## [EXERCISE DIRECTIONS]
Retype all the records with nothing changed.

---- EXERCISE DATA

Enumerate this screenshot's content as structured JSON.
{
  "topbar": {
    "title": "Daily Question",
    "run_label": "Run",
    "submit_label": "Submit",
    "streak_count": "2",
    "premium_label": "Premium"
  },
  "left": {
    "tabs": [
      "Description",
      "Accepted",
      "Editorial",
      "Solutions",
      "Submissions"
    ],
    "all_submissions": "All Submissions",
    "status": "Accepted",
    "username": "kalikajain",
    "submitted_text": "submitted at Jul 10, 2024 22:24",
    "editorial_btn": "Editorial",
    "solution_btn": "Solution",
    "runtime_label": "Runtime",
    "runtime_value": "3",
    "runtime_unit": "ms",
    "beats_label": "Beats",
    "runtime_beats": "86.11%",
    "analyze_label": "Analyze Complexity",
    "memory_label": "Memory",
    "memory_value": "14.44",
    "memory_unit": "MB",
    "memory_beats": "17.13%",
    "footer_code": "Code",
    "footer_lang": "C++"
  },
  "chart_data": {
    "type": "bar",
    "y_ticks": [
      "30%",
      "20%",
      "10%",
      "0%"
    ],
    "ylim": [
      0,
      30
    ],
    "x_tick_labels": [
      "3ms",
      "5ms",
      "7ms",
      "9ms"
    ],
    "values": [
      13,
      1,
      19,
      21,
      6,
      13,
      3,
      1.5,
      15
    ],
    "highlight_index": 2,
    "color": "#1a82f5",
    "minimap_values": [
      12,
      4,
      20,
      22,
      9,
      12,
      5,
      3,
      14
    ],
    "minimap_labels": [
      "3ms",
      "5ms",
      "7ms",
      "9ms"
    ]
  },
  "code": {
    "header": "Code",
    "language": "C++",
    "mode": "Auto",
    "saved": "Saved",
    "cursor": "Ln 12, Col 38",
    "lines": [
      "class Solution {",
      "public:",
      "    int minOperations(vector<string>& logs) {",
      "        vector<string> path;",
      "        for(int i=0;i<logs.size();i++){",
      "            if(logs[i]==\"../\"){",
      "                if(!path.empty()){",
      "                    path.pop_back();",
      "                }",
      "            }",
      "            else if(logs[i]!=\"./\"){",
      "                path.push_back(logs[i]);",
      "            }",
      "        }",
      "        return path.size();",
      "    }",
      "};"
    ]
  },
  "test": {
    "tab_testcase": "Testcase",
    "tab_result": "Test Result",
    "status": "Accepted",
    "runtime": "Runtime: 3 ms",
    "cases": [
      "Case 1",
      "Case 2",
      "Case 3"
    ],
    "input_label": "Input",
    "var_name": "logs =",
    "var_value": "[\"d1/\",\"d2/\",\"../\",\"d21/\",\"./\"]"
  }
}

--------

## [ANSWER]
Enumerate this screenshot's content as structured JSON.
{
  "topbar": {
    "title": "Daily Question",
    "run_label": "Run",
    "submit_label": "Submit",
    "streak_count": "2",
    "premium_label": "Premium"
  },
  "left": {
    "tabs": [
      "Description",
      "Accepted",
      "Editorial",
      "Solutions",
      "Submissions"
    ],
    "all_submissions": "All Submissions",
    "status": "Accepted",
    "username": "kalikajain",
    "submitted_text": "submitted at Jul 10, 2024 22:24",
    "editorial_btn": "Editorial",
    "solution_btn": "Solution",
    "runtime_label": "Runtime",
    "runtime_value": "3",
    "runtime_unit": "ms",
    "beats_label": "Beats",
    "runtime_beats": "86.11%",
    "analyze_label": "Analyze Complexity",
    "memory_label": "Memory",
    "memory_value": "14.44",
    "memory_unit": "MB",
    "memory_beats": "17.13%",
    "footer_code": "Code",
    "footer_lang": "C++"
  },
  "chart_data": {
    "type": "bar",
    "y_ticks": [
      "30%",
      "20%",
      "10%",
      "0%"
    ],
    "ylim": [
      0,
      30
    ],
    "x_tick_labels": [
      "3ms",
      "5ms",
      "7ms",
      "9ms"
    ],
    "values": [
      13,
      1,
      19,
      21,
      6,
      13,
      3,
      1.5,
      15
    ],
    "highlight_index": 2,
    "color": "#1a82f5",
    "minimap_values": [
      12,
      4,
      20,
      22,
      9,
      12,
      5,
      3,
      14
    ],
    "minimap_labels": [
      "3ms",
      "5ms",
      "7ms",
      "9ms"
    ]
  },
  "code": {
    "header": "Code",
    "language": "C++",
    "mode": "Auto",
    "saved": "Saved",
    "cursor": "Ln 12, Col 38",
    "lines": [
      "class Solution {",
      "public:",
      "    int minOperations(vector<string>& logs) {",
      "        vector<string> path;",
      "        for(int i=0;i<logs.size();i++){",
      "            if(logs[i]==\"../\"){",
      "                if(!path.empty()){",
      "                    path.pop_back();",
      "                }",
      "            }",
      "            else if(logs[i]!=\"./\"){",
      "                path.push_back(logs[i]);",
      "            }",
      "        }",
      "        return path.size();",
      "    }",
      "};"
    ]
  },
  "test": {
    "tab_testcase": "Testcase",
    "tab_result": "Test Result",
    "status": "Accepted",
    "runtime": "Runtime: 3 ms",
    "cases": [
      "Case 1",
      "Case 2",
      "Case 3"
    ],
    "input_label": "Input",
    "var_name": "logs =",
    "var_value": "[\"d1/\",\"d2/\",\"../\",\"d21/\",\"./\"]"
  }
}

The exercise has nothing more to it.